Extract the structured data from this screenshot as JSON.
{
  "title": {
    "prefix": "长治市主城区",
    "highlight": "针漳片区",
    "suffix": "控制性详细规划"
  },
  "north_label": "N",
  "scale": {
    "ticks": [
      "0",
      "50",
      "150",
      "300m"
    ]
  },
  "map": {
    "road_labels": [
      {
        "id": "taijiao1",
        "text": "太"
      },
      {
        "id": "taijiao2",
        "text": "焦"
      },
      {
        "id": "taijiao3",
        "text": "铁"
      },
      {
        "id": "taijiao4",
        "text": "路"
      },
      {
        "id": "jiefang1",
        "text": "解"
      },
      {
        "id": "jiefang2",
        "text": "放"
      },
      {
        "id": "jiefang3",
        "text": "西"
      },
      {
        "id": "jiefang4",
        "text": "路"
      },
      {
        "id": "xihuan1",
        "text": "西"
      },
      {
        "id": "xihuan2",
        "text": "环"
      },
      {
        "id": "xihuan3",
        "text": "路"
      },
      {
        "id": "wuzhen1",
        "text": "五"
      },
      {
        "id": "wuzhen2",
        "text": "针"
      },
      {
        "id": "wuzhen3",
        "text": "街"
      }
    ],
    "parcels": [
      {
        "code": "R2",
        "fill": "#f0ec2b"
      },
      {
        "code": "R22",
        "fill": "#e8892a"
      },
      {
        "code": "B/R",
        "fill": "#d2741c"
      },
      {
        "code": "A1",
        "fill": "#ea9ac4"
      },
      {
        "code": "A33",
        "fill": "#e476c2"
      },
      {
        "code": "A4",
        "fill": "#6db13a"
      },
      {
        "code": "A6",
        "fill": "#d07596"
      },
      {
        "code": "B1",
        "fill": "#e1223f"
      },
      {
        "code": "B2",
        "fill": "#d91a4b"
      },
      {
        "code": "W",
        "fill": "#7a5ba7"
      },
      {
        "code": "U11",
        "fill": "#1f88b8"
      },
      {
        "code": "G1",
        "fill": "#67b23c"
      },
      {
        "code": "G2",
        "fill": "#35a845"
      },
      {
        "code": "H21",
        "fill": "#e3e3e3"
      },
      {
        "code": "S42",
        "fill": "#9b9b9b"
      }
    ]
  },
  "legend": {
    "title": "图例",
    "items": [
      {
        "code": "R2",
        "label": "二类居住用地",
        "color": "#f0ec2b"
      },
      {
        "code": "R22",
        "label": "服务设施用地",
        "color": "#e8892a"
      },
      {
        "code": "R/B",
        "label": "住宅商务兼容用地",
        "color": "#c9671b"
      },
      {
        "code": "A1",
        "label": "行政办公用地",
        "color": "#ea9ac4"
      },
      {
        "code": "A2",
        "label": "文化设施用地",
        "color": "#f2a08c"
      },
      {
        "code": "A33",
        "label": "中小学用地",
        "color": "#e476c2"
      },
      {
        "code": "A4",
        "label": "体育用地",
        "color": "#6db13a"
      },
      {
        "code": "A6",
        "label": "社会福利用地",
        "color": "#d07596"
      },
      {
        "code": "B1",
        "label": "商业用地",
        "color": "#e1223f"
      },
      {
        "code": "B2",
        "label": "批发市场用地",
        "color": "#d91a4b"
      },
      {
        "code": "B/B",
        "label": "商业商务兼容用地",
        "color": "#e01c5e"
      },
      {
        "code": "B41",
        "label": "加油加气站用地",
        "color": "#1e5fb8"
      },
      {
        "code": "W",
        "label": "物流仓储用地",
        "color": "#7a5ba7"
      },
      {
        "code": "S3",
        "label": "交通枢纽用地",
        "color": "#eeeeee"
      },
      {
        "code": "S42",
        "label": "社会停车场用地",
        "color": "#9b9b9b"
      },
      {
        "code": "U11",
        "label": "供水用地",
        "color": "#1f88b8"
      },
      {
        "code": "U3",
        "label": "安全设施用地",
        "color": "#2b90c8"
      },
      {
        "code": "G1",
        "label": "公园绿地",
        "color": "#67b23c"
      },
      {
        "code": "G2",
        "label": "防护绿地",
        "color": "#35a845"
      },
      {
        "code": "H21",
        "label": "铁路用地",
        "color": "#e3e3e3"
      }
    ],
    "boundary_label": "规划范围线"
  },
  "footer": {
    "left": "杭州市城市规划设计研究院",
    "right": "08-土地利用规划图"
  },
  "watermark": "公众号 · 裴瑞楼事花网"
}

To do: Write out every entry word for word.

Solution to the problem:
Extract the structured data from this screenshot as JSON.
{
  "title": {
    "prefix": "长治市主城区",
    "highlight": "针漳片区",
    "suffix": "控制性详细规划"
  },
  "north_label": "N",
  "scale": {
    "ticks": [
      "0",
      "50",
      "150",
      "300m"
    ]
  },
  "map": {
    "road_labels": [
      {
        "id": "taijiao1",
        "text": "太"
      },
      {
        "id": "taijiao2",
        "text": "焦"
      },
      {
        "id": "taijiao3",
        "text": "铁"
      },
      {
        "id": "taijiao4",
        "text": "路"
      },
      {
        "id": "jiefang1",
        "text": "解"
      },
      {
        "id": "jiefang2",
        "text": "放"
      },
      {
        "id": "jiefang3",
        "text": "西"
      },
      {
        "id": "jiefang4",
        "text": "路"
      },
      {
        "id": "xihuan1",
        "text": "西"
      },
      {
        "id": "xihuan2",
        "text": "环"
      },
      {
        "id": "xihuan3",
        "text": "路"
      },
      {
        "id": "wuzhen1",
        "text": "五"
      },
      {
        "id": "wuzhen2",
        "text": "针"
      },
      {
        "id": "wuzhen3",
        "text": "街"
      }
    ],
    "parcels": [
      {
        "code": "R2",
        "fill": "#f0ec2b"
      },
      {
        "code": "R22",
        "fill": "#e8892a"
      },
      {
        "code": "B/R",
        "fill": "#d2741c"
      },
      {
        "code": "A1",
        "fill": "#ea9ac4"
      },
      {
        "code": "A33",
        "fill": "#e476c2"
      },
      {
        "code": "A4",
        "fill": "#6db13a"
      },
      {
        "code": "A6",
        "fill": "#d07596"
      },
      {
        "code": "B1",
        "fill": "#e1223f"
      },
      {
        "code": "B2",
        "fill": "#d91a4b"
      },
      {
        "code": "W",
        "fill": "#7a5ba7"
      },
      {
        "code": "U11",
        "fill": "#1f88b8"
      },
      {
        "code": "G1",
        "fill": "#67b23c"
      },
      {
        "code": "G2",
        "fill": "#35a845"
      },
      {
        "code": "H21",
        "fill": "#e3e3e3"
      },
      {
        "code": "S42",
        "fill": "#9b9b9b"
      }
    ]
  },
  "legend": {
    "title": "图例",
    "items": [
      {
        "code": "R2",
        "label": "二类居住用地",
        "color": "#f0ec2b"
      },
      {
        "code": "R22",
        "label": "服务设施用地",
        "color": "#e8892a"
      },
      {
        "code": "R/B",
        "label": "住宅商务兼容用地",
        "color": "#c9671b"
      },
      {
        "code": "A1",
        "label": "行政办公用地",
        "color": "#ea9ac4"
      },
      {
        "code": "A2",
        "label": "文化设施用地",
        "color": "#f2a08c"
      },
      {
        "code": "A33",
        "label": "中小学用地",
        "color": "#e476c2"
      },
      {
        "code": "A4",
        "label": "体育用地",
        "color": "#6db13a"
      },
      {
        "code": "A6",
        "label": "社会福利用地",
        "color": "#d07596"
      },
      {
        "code": "B1",
        "label": "商业用地",
        "color": "#e1223f"
      },
      {
        "code": "B2",
        "label": "批发市场用地",
        "color": "#d91a4b"
      },
      {
        "code": "B/B",
        "label": "商业商务兼容用地",
        "color": "#e01c5e"
      },
      {
        "code": "B41",
        "label": "加油加气站用地",
        "color": "#1e5fb8"
      },
      {
        "code": "W",
        "label": "物流仓储用地",
        "color": "#7a5ba7"
      },
      {
        "code": "S3",
        "label": "交通枢纽用地",
        "color": "#eeeeee"
      },
      {
        "code": "S42",
        "label": "社会停车场用地",
        "color": "#9b9b9b"
      },
      {
        "code": "U11",
        "label": "供水用地",
        "color": "#1f88b8"
      },
      {
        "code": "U3",
        "label": "安全设施用地",
        "color": "#2b90c8"
      },
      {
        "code": "G1",
        "label": "公园绿地",
        "color": "#67b23c"
      },
      {
        "code": "G2",
        "label": "防护绿地",
        "color": "#35a845"
      },
      {
        "code": "H21",
        "label": "铁路用地",
        "color": "#e3e3e3"
      }
    ],
    "boundary_label": "规划范围线"
  },
  "footer": {
    "left": "杭州市城市规划设计研究院",
    "right": "08-土地利用规划图"
  },
  "watermark": "公众号 · 裴瑞楼事花网"
}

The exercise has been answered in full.